### WORK TO DO
Transcribe the entries that follow exactly as they appear, minus pictures.

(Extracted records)
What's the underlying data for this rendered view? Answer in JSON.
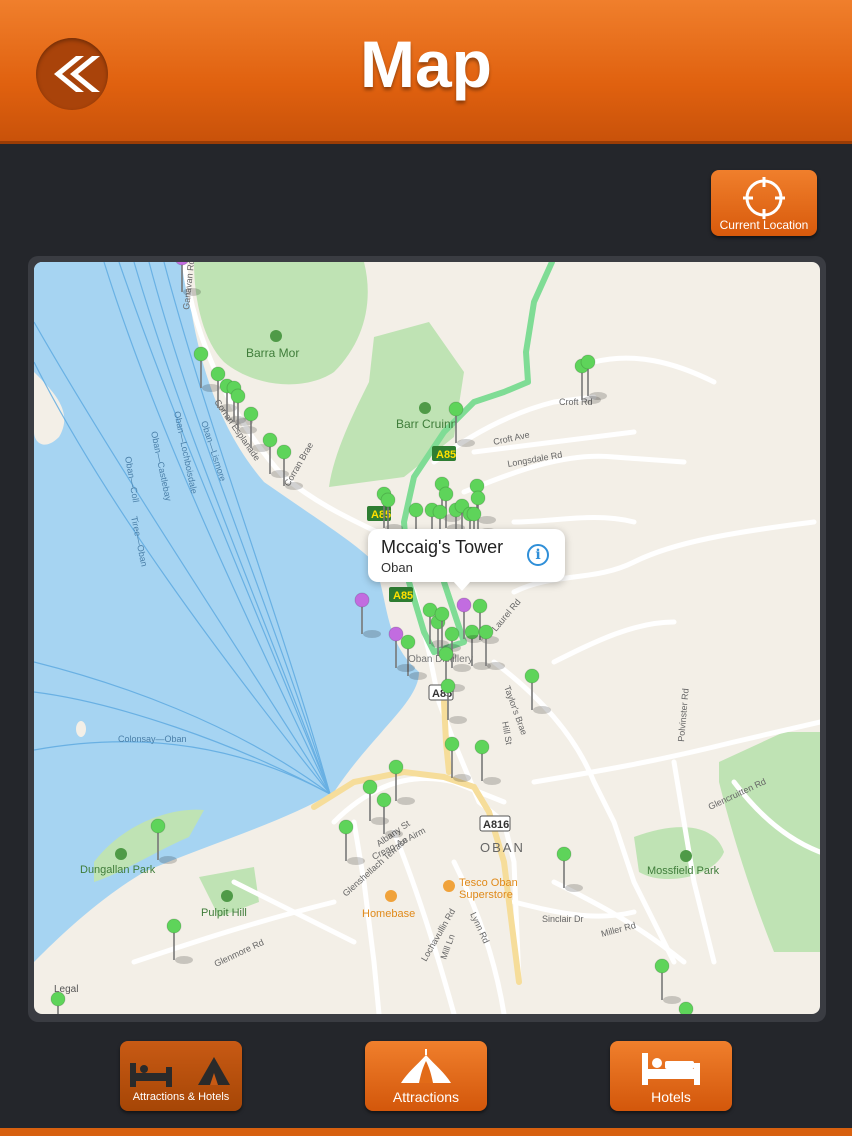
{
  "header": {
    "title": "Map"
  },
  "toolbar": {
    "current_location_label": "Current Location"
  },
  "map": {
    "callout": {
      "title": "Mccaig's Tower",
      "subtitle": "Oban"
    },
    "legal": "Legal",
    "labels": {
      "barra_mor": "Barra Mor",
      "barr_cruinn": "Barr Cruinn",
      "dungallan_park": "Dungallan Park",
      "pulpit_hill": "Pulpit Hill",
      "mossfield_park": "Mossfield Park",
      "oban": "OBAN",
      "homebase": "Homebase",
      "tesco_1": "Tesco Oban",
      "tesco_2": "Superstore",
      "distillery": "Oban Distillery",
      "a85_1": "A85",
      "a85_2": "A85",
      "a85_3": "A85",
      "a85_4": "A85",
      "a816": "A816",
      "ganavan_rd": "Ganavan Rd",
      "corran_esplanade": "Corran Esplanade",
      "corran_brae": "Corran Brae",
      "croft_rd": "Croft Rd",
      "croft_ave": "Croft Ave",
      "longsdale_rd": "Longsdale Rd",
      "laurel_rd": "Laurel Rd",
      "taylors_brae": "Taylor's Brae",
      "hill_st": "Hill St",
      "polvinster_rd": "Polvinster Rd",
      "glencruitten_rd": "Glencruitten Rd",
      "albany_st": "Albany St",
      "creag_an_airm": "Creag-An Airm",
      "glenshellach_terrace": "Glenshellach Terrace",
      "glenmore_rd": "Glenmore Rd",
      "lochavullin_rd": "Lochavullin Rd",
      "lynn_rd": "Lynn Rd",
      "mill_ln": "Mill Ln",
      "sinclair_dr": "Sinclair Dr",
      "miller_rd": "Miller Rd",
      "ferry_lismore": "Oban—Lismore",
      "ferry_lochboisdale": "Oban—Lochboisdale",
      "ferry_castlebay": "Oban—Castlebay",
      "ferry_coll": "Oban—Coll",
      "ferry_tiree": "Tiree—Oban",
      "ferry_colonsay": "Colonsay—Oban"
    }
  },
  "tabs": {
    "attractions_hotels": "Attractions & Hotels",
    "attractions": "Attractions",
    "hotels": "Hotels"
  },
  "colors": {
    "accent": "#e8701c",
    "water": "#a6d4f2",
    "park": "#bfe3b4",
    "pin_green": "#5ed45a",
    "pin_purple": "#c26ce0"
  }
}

### FULL ANSWER
What's the underlying data for this rendered view? Answer in JSON.
{
  "header": {
    "title": "Map"
  },
  "toolbar": {
    "current_location_label": "Current Location"
  },
  "map": {
    "callout": {
      "title": "Mccaig's Tower",
      "subtitle": "Oban"
    },
    "legal": "Legal",
    "labels": {
      "barra_mor": "Barra Mor",
      "barr_cruinn": "Barr Cruinn",
      "dungallan_park": "Dungallan Park",
      "pulpit_hill": "Pulpit Hill",
      "mossfield_park": "Mossfield Park",
      "oban": "OBAN",
      "homebase": "Homebase",
      "tesco_1": "Tesco Oban",
      "tesco_2": "Superstore",
      "distillery": "Oban Distillery",
      "a85_1": "A85",
      "a85_2": "A85",
      "a85_3": "A85",
      "a85_4": "A85",
      "a816": "A816",
      "ganavan_rd": "Ganavan Rd",
      "corran_esplanade": "Corran Esplanade",
      "corran_brae": "Corran Brae",
      "croft_rd": "Croft Rd",
      "croft_ave": "Croft Ave",
      "longsdale_rd": "Longsdale Rd",
      "laurel_rd": "Laurel Rd",
      "taylors_brae": "Taylor's Brae",
      "hill_st": "Hill St",
      "polvinster_rd": "Polvinster Rd",
      "glencruitten_rd": "Glencruitten Rd",
      "albany_st": "Albany St",
      "creag_an_airm": "Creag-An Airm",
      "glenshellach_terrace": "Glenshellach Terrace",
      "glenmore_rd": "Glenmore Rd",
      "lochavullin_rd": "Lochavullin Rd",
      "lynn_rd": "Lynn Rd",
      "mill_ln": "Mill Ln",
      "sinclair_dr": "Sinclair Dr",
      "miller_rd": "Miller Rd",
      "ferry_lismore": "Oban—Lismore",
      "ferry_lochboisdale": "Oban—Lochboisdale",
      "ferry_castlebay": "Oban—Castlebay",
      "ferry_coll": "Oban—Coll",
      "ferry_tiree": "Tiree—Oban",
      "ferry_colonsay": "Colonsay—Oban"
    }
  },
  "tabs": {
    "attractions_hotels": "Attractions & Hotels",
    "attractions": "Attractions",
    "hotels": "Hotels"
  },
  "colors": {
    "accent": "#e8701c",
    "water": "#a6d4f2",
    "park": "#bfe3b4",
    "pin_green": "#5ed45a",
    "pin_purple": "#c26ce0"
  }
}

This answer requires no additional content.